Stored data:
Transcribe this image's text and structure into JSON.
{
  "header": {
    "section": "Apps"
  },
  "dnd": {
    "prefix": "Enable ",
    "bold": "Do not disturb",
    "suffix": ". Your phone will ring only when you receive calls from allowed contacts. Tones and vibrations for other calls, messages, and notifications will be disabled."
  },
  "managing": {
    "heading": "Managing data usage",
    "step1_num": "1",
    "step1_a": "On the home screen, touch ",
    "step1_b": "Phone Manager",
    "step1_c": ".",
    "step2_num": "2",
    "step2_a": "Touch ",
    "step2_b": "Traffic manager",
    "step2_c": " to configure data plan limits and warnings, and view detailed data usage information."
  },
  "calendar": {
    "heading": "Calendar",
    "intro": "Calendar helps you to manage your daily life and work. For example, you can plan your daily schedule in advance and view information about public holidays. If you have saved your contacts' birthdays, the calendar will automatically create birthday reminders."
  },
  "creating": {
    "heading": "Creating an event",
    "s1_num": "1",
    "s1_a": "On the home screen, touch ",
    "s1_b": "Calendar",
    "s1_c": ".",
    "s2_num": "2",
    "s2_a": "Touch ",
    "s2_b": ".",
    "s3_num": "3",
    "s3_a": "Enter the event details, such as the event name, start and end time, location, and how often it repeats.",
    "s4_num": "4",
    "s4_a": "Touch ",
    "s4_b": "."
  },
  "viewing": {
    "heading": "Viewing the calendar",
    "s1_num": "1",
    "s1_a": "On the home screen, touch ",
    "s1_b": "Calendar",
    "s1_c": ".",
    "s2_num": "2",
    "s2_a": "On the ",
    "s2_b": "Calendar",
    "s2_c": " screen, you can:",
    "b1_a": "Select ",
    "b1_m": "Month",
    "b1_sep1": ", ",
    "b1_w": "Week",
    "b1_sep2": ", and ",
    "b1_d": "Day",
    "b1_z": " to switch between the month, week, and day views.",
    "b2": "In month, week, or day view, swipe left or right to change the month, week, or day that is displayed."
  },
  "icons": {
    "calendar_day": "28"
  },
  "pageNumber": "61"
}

Description of the task – Print out every record again, exactly and in full.

Complete response –
Transcribe this image's text and structure into JSON.
{
  "header": {
    "section": "Apps"
  },
  "dnd": {
    "prefix": "Enable ",
    "bold": "Do not disturb",
    "suffix": ". Your phone will ring only when you receive calls from allowed contacts. Tones and vibrations for other calls, messages, and notifications will be disabled."
  },
  "managing": {
    "heading": "Managing data usage",
    "step1_num": "1",
    "step1_a": "On the home screen, touch ",
    "step1_b": "Phone Manager",
    "step1_c": ".",
    "step2_num": "2",
    "step2_a": "Touch ",
    "step2_b": "Traffic manager",
    "step2_c": " to configure data plan limits and warnings, and view detailed data usage information."
  },
  "calendar": {
    "heading": "Calendar",
    "intro": "Calendar helps you to manage your daily life and work. For example, you can plan your daily schedule in advance and view information about public holidays. If you have saved your contacts' birthdays, the calendar will automatically create birthday reminders."
  },
  "creating": {
    "heading": "Creating an event",
    "s1_num": "1",
    "s1_a": "On the home screen, touch ",
    "s1_b": "Calendar",
    "s1_c": ".",
    "s2_num": "2",
    "s2_a": "Touch ",
    "s2_b": ".",
    "s3_num": "3",
    "s3_a": "Enter the event details, such as the event name, start and end time, location, and how often it repeats.",
    "s4_num": "4",
    "s4_a": "Touch ",
    "s4_b": "."
  },
  "viewing": {
    "heading": "Viewing the calendar",
    "s1_num": "1",
    "s1_a": "On the home screen, touch ",
    "s1_b": "Calendar",
    "s1_c": ".",
    "s2_num": "2",
    "s2_a": "On the ",
    "s2_b": "Calendar",
    "s2_c": " screen, you can:",
    "b1_a": "Select ",
    "b1_m": "Month",
    "b1_sep1": ", ",
    "b1_w": "Week",
    "b1_sep2": ", and ",
    "b1_d": "Day",
    "b1_z": " to switch between the month, week, and day views.",
    "b2": "In month, week, or day view, swipe left or right to change the month, week, or day that is displayed."
  },
  "icons": {
    "calendar_day": "28"
  },
  "pageNumber": "61"
}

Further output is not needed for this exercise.